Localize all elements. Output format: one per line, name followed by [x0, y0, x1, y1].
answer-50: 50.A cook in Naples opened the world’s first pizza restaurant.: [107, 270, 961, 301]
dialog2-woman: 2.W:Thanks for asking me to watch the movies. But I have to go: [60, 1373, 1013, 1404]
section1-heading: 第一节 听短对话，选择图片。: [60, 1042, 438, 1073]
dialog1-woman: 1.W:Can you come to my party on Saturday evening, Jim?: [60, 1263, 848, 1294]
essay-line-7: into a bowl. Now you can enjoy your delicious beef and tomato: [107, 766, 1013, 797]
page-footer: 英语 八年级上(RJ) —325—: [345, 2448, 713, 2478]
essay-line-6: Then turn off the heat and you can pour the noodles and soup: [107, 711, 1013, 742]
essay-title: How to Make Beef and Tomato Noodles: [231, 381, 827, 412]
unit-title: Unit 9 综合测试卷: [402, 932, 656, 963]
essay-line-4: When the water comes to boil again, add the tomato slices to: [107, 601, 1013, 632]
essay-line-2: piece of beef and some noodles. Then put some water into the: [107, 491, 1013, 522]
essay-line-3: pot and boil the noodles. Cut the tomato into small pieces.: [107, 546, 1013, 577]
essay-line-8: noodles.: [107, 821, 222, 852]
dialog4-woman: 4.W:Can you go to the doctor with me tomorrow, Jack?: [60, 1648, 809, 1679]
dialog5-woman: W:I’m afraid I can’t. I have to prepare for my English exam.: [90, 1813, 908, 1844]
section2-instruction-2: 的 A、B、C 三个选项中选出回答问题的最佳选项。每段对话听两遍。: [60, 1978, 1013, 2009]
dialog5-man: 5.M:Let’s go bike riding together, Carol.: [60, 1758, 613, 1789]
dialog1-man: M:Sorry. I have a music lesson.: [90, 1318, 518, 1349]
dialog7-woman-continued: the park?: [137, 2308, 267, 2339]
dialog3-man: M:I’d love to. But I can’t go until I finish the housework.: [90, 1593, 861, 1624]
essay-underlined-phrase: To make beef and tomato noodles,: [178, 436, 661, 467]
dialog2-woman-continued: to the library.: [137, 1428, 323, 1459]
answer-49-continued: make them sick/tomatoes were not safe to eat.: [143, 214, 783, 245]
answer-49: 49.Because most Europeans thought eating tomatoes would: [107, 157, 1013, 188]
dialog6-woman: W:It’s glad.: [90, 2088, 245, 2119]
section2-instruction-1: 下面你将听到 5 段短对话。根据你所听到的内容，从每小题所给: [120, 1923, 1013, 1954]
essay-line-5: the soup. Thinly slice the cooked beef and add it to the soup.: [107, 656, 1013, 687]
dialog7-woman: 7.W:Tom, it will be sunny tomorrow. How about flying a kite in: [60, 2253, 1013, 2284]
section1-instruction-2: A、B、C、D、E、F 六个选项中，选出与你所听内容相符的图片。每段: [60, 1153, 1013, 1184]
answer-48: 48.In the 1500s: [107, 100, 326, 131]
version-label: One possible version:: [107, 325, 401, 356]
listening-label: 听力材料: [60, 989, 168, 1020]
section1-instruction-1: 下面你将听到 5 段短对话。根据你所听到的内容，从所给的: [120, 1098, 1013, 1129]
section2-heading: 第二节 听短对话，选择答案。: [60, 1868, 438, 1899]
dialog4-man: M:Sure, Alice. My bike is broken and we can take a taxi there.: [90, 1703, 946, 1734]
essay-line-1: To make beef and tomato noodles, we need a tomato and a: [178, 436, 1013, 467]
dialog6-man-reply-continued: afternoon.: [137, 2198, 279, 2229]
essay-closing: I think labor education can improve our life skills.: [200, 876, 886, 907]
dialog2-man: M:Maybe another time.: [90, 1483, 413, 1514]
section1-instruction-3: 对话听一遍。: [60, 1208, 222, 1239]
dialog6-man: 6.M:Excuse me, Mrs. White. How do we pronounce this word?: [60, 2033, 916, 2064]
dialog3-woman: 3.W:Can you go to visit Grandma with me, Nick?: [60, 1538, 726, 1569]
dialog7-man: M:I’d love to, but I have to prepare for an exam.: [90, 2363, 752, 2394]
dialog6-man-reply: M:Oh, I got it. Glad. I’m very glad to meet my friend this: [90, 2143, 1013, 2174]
++++
**EXERCISE:** Could you rewrite everything from the start of the records down to the line containing "dialog2-woman-continued: to the" as a JSON list of strings, one string per line, with blank lines left out?

**TASK SOLUTION:**
[
  "Localize all elements. Output format: one per line, name followed by [x0, y0, x1, y1].",
  "answer-50: 50.A cook in Naples opened the world’s first pizza restaurant.: [107, 270, 961, 301]",
  "dialog2-woman: 2.W:Thanks for asking me to watch the movies. But I have to go: [60, 1373, 1013, 1404]",
  "section1-heading: 第一节 听短对话，选择图片。: [60, 1042, 438, 1073]",
  "dialog1-woman: 1.W:Can you come to my party on Saturday evening, Jim?: [60, 1263, 848, 1294]",
  "essay-line-7: into a bowl. Now you can enjoy your delicious beef and tomato: [107, 766, 1013, 797]",
  "page-footer: 英语 八年级上(RJ) —325—: [345, 2448, 713, 2478]",
  "essay-line-6: Then turn off the heat and you can pour the noodles and soup: [107, 711, 1013, 742]",
  "essay-title: How to Make Beef and Tomato Noodles: [231, 381, 827, 412]",
  "unit-title: Unit 9 综合测试卷: [402, 932, 656, 963]",
  "essay-line-4: When the water comes to boil again, add the tomato slices to: [107, 601, 1013, 632]",
  "essay-line-2: piece of beef and some noodles. Then put some water into the: [107, 491, 1013, 522]",
  "essay-line-3: pot and boil the noodles. Cut the tomato into small pieces.: [107, 546, 1013, 577]",
  "essay-line-8: noodles.: [107, 821, 222, 852]",
  "dialog4-woman: 4.W:Can you go to the doctor with me tomorrow, Jack?: [60, 1648, 809, 1679]",
  "dialog5-woman: W:I’m afraid I can’t. I have to prepare for my English exam.: [90, 1813, 908, 1844]",
  "section2-instruction-2: 的 A、B、C 三个选项中选出回答问题的最佳选项。每段对话听两遍。: [60, 1978, 1013, 2009]",
  "dialog5-man: 5.M:Let’s go bike riding together, Carol.: [60, 1758, 613, 1789]",
  "dialog1-man: M:Sorry. I have a music lesson.: [90, 1318, 518, 1349]",
  "dialog7-woman-continued: the park?: [137, 2308, 267, 2339]",
  "dialog3-man: M:I’d love to. But I can’t go until I finish the housework.: [90, 1593, 861, 1624]",
  "essay-underlined-phrase: To make beef and tomato noodles,: [178, 436, 661, 467]",
  "dialog2-woman-continued: to the library.: [137, 1428, 323, 1459]"
]